**What you need to do:**
Print each of the entries exactly, leaving nothing out.

**Data lines:**
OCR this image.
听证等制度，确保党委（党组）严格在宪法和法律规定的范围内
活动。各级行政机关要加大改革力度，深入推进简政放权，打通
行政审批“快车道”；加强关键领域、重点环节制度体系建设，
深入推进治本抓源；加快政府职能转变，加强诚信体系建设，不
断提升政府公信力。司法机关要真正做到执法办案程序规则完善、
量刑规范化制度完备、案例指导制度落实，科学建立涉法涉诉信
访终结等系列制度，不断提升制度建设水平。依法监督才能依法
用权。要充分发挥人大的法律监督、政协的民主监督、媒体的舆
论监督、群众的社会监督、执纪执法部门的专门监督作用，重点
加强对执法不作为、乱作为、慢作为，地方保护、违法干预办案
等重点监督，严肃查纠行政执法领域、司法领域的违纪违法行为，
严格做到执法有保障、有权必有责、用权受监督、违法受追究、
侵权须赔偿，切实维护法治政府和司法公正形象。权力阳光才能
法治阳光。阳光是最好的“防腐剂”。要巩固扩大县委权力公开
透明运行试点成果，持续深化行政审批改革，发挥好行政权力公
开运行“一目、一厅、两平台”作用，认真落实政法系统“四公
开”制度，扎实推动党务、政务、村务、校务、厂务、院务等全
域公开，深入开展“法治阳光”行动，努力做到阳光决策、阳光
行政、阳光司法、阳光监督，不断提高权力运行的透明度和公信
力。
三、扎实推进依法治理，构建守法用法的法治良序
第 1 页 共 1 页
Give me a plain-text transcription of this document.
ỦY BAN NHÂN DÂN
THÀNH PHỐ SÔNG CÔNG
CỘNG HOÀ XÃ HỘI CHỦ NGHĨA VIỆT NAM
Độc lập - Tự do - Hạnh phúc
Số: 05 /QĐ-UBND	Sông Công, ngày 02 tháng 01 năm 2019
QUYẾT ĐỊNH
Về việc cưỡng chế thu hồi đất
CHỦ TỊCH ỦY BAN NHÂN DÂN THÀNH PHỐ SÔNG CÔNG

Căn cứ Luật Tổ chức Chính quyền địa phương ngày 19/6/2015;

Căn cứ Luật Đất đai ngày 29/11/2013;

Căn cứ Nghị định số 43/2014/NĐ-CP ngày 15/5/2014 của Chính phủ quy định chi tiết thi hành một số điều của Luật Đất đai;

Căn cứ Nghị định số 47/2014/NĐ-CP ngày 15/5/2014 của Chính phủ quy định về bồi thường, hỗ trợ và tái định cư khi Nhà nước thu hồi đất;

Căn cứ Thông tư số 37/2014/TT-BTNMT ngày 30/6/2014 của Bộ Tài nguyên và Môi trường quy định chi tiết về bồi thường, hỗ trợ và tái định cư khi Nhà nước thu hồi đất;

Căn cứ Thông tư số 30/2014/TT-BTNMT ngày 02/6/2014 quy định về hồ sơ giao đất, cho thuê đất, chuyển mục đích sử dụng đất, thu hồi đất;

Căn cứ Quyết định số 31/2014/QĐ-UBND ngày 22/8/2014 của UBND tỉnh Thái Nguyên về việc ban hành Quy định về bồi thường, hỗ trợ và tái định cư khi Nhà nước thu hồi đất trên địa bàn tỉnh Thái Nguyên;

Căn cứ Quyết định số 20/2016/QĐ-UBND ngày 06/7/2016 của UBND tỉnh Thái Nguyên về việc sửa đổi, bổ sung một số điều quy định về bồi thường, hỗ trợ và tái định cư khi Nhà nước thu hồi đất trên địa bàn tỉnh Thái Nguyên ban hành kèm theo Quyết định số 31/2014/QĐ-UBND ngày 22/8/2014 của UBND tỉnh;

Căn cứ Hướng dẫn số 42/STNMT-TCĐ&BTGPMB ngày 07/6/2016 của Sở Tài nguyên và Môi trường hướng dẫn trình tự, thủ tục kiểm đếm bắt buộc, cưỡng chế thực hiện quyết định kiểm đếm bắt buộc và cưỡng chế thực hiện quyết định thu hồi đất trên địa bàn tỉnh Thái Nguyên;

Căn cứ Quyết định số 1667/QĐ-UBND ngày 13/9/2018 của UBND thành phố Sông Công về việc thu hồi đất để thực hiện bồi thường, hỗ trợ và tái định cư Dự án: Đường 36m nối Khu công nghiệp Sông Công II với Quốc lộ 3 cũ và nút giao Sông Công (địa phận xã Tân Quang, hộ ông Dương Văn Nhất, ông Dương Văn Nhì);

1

**Response below:**
OCR this image.
听证等制度，确保党委（党组）严格在宪法和法律规定的范围内
活动。各级行政机关要加大改革力度，深入推进简政放权，打通
行政审批“快车道”；加强关键领域、重点环节制度体系建设，
深入推进治本抓源；加快政府职能转变，加强诚信体系建设，不
断提升政府公信力。司法机关要真正做到执法办案程序规则完善、
量刑规范化制度完备、案例指导制度落实，科学建立涉法涉诉信
访终结等系列制度，不断提升制度建设水平。依法监督才能依法
用权。要充分发挥人大的法律监督、政协的民主监督、媒体的舆
论监督、群众的社会监督、执纪执法部门的专门监督作用，重点
加强对执法不作为、乱作为、慢作为，地方保护、违法干预办案
等重点监督，严肃查纠行政执法领域、司法领域的违纪违法行为，
严格做到执法有保障、有权必有责、用权受监督、违法受追究、
侵权须赔偿，切实维护法治政府和司法公正形象。权力阳光才能
法治阳光。阳光是最好的“防腐剂”。要巩固扩大县委权力公开
透明运行试点成果，持续深化行政审批改革，发挥好行政权力公
开运行“一目、一厅、两平台”作用，认真落实政法系统“四公
开”制度，扎实推动党务、政务、村务、校务、厂务、院务等全
域公开，深入开展“法治阳光”行动，努力做到阳光决策、阳光
行政、阳光司法、阳光监督，不断提高权力运行的透明度和公信
力。
三、扎实推进依法治理，构建守法用法的法治良序
第 1 页 共 1 页
Give me a plain-text transcription of this document.
ỦY BAN NHÂN DÂN
THÀNH PHỐ SÔNG CÔNG
CỘNG HOÀ XÃ HỘI CHỦ NGHĨA VIỆT NAM
Độc lập - Tự do - Hạnh phúc
Số: 05 /QĐ-UBND	Sông Công, ngày 02 tháng 01 năm 2019
QUYẾT ĐỊNH
Về việc cưỡng chế thu hồi đất
CHỦ TỊCH ỦY BAN NHÂN DÂN THÀNH PHỐ SÔNG CÔNG

Căn cứ Luật Tổ chức Chính quyền địa phương ngày 19/6/2015;

Căn cứ Luật Đất đai ngày 29/11/2013;

Căn cứ Nghị định số 43/2014/NĐ-CP ngày 15/5/2014 của Chính phủ quy định chi tiết thi hành một số điều của Luật Đất đai;

Căn cứ Nghị định số 47/2014/NĐ-CP ngày 15/5/2014 của Chính phủ quy định về bồi thường, hỗ trợ và tái định cư khi Nhà nước thu hồi đất;

Căn cứ Thông tư số 37/2014/TT-BTNMT ngày 30/6/2014 của Bộ Tài nguyên và Môi trường quy định chi tiết về bồi thường, hỗ trợ và tái định cư khi Nhà nước thu hồi đất;

Căn cứ Thông tư số 30/2014/TT-BTNMT ngày 02/6/2014 quy định về hồ sơ giao đất, cho thuê đất, chuyển mục đích sử dụng đất, thu hồi đất;

Căn cứ Quyết định số 31/2014/QĐ-UBND ngày 22/8/2014 của UBND tỉnh Thái Nguyên về việc ban hành Quy định về bồi thường, hỗ trợ và tái định cư khi Nhà nước thu hồi đất trên địa bàn tỉnh Thái Nguyên;

Căn cứ Quyết định số 20/2016/QĐ-UBND ngày 06/7/2016 của UBND tỉnh Thái Nguyên về việc sửa đổi, bổ sung một số điều quy định về bồi thường, hỗ trợ và tái định cư khi Nhà nước thu hồi đất trên địa bàn tỉnh Thái Nguyên ban hành kèm theo Quyết định số 31/2014/QĐ-UBND ngày 22/8/2014 của UBND tỉnh;

Căn cứ Hướng dẫn số 42/STNMT-TCĐ&BTGPMB ngày 07/6/2016 của Sở Tài nguyên và Môi trường hướng dẫn trình tự, thủ tục kiểm đếm bắt buộc, cưỡng chế thực hiện quyết định kiểm đếm bắt buộc và cưỡng chế thực hiện quyết định thu hồi đất trên địa bàn tỉnh Thái Nguyên;

Căn cứ Quyết định số 1667/QĐ-UBND ngày 13/9/2018 của UBND thành phố Sông Công về việc thu hồi đất để thực hiện bồi thường, hỗ trợ và tái định cư Dự án: Đường 36m nối Khu công nghiệp Sông Công II với Quốc lộ 3 cũ và nút giao Sông Công (địa phận xã Tân Quang, hộ ông Dương Văn Nhất, ông Dương Văn Nhì);

1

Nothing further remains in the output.